● **Materials provided**
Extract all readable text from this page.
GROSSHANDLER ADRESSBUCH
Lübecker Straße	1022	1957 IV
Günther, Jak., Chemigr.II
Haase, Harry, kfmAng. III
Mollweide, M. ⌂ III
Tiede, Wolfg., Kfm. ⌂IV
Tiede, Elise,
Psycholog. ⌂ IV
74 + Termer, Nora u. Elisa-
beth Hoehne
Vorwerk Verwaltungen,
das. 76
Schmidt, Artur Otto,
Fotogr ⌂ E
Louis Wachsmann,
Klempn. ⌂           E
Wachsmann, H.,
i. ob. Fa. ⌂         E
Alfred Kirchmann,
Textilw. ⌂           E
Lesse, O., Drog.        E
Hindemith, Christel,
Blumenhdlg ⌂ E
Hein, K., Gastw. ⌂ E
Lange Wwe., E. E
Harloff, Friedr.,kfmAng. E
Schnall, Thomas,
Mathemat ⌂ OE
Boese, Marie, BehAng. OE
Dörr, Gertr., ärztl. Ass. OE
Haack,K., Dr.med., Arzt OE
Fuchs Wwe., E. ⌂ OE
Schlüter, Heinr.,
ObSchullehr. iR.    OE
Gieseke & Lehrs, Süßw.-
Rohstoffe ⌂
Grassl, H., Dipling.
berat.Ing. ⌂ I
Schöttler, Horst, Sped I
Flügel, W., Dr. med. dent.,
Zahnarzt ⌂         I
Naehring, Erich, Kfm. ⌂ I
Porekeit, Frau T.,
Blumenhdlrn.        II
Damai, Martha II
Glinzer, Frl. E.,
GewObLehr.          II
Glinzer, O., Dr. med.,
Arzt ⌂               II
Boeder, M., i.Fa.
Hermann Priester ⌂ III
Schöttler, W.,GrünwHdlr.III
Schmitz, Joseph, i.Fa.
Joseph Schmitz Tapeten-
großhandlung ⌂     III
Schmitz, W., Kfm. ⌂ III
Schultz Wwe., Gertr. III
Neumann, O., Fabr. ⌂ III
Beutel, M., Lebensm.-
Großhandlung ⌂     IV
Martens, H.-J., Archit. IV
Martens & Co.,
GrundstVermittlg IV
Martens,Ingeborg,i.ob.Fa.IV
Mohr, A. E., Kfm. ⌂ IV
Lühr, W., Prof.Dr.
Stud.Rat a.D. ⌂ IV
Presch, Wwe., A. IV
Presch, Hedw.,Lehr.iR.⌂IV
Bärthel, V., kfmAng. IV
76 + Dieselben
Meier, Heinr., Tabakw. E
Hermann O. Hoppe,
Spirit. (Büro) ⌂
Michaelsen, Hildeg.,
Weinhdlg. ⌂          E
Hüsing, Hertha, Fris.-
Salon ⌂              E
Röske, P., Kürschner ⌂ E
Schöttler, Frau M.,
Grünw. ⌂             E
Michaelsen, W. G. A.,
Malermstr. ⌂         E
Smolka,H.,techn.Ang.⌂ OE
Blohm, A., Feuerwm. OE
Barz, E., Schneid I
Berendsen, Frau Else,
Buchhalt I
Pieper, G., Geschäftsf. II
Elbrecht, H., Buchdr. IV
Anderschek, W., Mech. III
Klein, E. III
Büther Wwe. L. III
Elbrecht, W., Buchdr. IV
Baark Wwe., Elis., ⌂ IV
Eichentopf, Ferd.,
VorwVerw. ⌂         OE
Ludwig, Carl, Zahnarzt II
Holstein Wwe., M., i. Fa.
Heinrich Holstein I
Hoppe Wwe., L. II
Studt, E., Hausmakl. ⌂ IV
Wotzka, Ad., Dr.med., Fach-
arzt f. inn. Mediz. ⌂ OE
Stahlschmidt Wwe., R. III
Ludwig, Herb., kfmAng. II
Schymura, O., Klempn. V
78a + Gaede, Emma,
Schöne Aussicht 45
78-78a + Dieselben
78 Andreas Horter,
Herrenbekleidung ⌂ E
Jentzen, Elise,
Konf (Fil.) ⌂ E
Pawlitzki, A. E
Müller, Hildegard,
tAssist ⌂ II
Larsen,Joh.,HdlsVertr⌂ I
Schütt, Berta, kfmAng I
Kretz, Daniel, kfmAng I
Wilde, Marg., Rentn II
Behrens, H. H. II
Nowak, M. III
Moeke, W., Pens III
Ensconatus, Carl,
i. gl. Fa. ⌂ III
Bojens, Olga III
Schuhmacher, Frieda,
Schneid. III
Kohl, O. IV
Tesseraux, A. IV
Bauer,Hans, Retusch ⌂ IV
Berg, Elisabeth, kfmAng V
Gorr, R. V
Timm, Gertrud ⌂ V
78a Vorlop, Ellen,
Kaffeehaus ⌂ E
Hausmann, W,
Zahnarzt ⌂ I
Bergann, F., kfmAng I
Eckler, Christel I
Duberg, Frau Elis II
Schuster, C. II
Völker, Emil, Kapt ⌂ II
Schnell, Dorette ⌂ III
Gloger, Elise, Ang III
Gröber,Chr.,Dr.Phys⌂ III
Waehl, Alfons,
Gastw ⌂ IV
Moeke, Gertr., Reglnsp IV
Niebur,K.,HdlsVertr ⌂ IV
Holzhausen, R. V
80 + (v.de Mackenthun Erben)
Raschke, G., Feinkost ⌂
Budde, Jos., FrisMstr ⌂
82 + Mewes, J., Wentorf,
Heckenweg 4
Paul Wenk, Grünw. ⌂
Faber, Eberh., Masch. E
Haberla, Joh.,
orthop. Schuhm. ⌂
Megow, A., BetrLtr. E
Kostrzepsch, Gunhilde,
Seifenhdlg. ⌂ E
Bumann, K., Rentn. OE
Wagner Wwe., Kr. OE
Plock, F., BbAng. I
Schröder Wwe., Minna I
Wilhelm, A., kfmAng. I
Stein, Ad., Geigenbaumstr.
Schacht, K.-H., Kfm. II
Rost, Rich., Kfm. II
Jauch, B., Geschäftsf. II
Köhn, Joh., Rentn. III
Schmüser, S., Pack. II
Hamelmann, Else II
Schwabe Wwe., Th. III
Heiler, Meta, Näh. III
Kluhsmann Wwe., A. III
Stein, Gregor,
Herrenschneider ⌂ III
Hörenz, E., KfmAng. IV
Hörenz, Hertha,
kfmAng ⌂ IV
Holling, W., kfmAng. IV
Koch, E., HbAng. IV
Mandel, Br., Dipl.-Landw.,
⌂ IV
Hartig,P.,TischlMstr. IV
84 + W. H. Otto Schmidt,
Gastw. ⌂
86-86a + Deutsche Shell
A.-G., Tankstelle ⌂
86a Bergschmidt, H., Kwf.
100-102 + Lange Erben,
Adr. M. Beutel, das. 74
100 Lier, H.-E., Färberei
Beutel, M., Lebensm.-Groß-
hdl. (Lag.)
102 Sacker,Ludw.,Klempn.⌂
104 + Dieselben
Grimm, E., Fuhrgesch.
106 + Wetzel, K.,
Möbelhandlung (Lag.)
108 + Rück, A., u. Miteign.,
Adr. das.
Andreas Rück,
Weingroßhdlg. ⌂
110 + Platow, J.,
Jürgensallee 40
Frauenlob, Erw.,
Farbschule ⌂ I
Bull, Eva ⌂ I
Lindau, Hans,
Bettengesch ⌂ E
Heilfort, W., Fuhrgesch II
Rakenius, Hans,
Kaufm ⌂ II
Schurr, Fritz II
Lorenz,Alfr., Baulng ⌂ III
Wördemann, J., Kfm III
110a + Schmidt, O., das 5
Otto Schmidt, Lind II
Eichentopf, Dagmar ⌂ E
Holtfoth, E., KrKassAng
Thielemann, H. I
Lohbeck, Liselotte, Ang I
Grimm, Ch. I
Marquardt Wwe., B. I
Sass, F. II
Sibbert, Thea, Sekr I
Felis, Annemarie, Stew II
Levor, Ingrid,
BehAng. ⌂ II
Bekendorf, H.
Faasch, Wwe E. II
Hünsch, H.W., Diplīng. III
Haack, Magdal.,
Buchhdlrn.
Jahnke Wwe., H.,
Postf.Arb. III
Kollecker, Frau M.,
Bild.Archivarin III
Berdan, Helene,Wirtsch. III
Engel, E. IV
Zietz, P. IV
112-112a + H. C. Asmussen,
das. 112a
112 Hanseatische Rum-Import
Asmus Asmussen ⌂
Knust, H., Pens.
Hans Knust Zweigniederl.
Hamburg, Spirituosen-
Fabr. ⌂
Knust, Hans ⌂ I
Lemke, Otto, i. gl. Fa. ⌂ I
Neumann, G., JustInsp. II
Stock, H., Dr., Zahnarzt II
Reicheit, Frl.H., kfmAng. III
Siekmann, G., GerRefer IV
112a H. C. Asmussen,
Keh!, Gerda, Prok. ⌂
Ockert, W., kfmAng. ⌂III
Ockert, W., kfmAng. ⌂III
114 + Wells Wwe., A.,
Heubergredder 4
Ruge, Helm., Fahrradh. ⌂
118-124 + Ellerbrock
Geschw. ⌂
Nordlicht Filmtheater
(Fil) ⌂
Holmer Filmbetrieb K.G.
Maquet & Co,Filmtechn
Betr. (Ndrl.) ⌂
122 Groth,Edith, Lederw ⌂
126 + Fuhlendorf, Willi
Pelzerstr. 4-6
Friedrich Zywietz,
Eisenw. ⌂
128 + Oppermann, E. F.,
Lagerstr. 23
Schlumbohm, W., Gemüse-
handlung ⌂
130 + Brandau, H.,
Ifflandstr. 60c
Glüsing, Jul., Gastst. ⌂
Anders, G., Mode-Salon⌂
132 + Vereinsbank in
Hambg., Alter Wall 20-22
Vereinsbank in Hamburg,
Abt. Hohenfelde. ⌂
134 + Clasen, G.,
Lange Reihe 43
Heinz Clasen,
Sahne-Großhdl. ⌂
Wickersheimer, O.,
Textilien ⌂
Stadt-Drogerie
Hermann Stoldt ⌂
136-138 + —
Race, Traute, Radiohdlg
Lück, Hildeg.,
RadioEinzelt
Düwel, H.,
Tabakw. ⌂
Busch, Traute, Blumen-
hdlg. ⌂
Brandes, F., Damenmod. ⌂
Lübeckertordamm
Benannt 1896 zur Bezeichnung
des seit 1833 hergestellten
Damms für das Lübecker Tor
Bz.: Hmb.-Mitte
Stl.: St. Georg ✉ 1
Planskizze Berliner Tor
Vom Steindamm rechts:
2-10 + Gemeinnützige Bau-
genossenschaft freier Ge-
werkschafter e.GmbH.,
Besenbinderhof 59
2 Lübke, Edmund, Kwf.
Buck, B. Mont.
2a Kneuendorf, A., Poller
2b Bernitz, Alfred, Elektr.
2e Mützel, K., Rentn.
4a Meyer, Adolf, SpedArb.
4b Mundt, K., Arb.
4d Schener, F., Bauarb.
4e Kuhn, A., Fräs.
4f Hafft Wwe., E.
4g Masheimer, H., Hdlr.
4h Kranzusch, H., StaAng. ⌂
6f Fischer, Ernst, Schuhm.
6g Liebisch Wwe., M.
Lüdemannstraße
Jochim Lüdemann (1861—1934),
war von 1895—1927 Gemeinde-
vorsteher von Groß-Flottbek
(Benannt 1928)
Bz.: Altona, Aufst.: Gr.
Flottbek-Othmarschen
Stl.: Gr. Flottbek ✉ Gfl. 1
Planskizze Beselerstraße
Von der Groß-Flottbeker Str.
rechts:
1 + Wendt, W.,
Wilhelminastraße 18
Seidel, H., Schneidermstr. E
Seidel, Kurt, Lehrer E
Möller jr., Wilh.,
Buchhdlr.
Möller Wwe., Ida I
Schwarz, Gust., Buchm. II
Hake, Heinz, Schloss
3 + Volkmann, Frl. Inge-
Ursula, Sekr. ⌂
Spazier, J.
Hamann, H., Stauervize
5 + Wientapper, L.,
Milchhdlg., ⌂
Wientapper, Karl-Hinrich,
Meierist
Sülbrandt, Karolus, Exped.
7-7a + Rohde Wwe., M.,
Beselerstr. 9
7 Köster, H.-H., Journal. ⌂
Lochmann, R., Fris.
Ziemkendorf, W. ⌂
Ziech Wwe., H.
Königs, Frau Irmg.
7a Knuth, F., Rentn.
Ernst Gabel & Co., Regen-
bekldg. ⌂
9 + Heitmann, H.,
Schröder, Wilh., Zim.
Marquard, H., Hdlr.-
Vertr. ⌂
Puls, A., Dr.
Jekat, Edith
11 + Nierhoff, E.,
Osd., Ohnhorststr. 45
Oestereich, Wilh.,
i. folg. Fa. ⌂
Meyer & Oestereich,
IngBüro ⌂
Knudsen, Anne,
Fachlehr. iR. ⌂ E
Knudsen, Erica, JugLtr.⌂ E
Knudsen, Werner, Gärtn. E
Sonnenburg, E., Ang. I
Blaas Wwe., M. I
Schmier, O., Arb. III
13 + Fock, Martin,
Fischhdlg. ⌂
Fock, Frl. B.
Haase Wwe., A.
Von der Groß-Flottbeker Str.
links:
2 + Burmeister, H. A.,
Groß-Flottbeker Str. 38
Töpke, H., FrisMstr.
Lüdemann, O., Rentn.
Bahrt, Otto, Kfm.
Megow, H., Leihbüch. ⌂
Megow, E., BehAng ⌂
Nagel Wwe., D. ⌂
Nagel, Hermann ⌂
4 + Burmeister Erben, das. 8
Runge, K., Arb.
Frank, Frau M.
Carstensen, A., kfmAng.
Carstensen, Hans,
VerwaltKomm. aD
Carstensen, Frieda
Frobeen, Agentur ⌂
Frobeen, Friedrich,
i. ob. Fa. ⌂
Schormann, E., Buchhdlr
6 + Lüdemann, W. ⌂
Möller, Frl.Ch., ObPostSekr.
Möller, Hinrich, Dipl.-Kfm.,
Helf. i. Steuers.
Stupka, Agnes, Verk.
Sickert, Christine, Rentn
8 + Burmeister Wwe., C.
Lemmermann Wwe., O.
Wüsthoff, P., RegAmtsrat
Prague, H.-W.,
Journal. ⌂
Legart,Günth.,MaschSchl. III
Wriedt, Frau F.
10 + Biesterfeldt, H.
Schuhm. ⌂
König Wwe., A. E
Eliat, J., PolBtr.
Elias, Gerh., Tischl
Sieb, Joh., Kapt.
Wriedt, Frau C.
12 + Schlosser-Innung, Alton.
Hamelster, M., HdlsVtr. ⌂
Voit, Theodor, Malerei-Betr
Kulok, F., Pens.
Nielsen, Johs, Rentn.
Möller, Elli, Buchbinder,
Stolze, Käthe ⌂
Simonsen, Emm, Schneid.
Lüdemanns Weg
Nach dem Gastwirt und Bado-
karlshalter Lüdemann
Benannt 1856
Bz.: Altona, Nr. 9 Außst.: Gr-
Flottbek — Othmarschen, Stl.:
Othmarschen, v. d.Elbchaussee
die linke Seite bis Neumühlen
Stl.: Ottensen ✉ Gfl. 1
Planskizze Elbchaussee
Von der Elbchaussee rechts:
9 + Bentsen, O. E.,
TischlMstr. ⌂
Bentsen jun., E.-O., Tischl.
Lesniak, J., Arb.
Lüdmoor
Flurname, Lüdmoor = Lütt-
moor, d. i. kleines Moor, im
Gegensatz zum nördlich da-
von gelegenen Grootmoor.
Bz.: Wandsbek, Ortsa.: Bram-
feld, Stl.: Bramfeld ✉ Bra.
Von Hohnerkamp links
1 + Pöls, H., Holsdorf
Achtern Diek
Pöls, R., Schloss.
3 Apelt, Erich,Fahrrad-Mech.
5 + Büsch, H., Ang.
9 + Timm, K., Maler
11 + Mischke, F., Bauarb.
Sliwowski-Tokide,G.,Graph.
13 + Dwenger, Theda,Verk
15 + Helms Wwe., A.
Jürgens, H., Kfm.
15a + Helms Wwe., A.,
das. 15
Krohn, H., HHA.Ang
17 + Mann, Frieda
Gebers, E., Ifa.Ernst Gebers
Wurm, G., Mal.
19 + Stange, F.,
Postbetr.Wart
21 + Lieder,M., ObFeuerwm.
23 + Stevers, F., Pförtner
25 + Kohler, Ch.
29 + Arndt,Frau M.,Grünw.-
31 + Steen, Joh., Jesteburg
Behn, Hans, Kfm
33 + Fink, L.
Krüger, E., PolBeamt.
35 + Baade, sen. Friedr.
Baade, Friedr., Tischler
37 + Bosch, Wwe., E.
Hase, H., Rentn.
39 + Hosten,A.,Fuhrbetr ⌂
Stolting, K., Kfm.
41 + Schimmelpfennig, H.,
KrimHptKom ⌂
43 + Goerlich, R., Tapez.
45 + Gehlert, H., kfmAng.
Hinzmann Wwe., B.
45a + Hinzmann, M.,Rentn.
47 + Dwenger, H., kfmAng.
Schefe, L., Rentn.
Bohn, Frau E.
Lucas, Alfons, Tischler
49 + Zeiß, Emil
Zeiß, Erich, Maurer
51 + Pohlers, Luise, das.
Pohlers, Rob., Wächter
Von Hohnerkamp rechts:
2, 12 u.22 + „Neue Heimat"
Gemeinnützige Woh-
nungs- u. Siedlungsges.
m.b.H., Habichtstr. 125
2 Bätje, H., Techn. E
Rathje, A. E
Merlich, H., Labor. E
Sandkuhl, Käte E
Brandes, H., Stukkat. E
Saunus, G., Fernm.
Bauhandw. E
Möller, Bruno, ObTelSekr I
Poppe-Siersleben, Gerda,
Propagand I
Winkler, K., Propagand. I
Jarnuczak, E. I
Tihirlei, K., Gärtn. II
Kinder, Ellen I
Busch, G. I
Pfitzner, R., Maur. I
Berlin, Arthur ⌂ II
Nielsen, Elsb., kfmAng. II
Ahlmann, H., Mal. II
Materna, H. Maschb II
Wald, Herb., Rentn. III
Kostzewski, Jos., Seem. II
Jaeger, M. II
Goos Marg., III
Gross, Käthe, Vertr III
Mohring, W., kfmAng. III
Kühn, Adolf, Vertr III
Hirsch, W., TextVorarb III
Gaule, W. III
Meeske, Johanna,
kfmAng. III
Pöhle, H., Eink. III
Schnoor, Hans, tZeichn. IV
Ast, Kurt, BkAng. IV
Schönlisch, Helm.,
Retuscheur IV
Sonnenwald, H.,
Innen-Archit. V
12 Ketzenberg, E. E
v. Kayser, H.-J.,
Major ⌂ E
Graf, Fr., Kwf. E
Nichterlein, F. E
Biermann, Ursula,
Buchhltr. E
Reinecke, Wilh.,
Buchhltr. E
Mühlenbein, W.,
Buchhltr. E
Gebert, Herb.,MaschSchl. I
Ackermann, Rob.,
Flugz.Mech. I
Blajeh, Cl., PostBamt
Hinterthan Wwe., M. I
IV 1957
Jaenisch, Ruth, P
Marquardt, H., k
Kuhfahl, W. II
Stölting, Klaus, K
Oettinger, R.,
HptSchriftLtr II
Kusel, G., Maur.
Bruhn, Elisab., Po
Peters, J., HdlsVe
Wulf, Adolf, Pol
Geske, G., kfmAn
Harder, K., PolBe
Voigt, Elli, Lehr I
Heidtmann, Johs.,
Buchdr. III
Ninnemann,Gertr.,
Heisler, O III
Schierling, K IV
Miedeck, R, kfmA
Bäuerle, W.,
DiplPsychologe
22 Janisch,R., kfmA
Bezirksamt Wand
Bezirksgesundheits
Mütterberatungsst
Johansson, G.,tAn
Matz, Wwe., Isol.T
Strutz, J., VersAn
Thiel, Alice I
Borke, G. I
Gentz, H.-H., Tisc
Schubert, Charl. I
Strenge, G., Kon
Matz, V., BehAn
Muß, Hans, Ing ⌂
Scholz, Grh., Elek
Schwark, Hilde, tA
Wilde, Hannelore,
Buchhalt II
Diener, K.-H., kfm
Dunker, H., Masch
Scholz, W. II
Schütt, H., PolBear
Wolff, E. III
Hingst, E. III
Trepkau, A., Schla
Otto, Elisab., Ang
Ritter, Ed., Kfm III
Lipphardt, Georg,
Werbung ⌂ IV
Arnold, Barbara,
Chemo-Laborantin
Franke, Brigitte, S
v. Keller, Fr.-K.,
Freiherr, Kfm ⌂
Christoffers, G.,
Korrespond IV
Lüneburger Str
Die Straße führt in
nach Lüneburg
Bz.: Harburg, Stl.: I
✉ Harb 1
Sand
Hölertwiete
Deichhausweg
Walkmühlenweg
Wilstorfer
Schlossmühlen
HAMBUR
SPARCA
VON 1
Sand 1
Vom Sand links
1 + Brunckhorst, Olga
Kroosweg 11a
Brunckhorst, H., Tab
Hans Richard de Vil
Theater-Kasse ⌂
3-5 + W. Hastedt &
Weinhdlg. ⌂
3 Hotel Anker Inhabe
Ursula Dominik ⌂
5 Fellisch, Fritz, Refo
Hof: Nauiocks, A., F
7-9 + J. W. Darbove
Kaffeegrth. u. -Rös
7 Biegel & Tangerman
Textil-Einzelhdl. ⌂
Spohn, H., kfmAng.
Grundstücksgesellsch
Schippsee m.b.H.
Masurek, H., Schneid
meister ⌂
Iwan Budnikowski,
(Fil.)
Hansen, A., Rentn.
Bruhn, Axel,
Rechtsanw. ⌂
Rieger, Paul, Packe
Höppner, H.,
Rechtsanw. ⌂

● **Task**
In how many lines of the data does the string "Schöttler" appear? Give only the number.

● **Answer to this problem**
3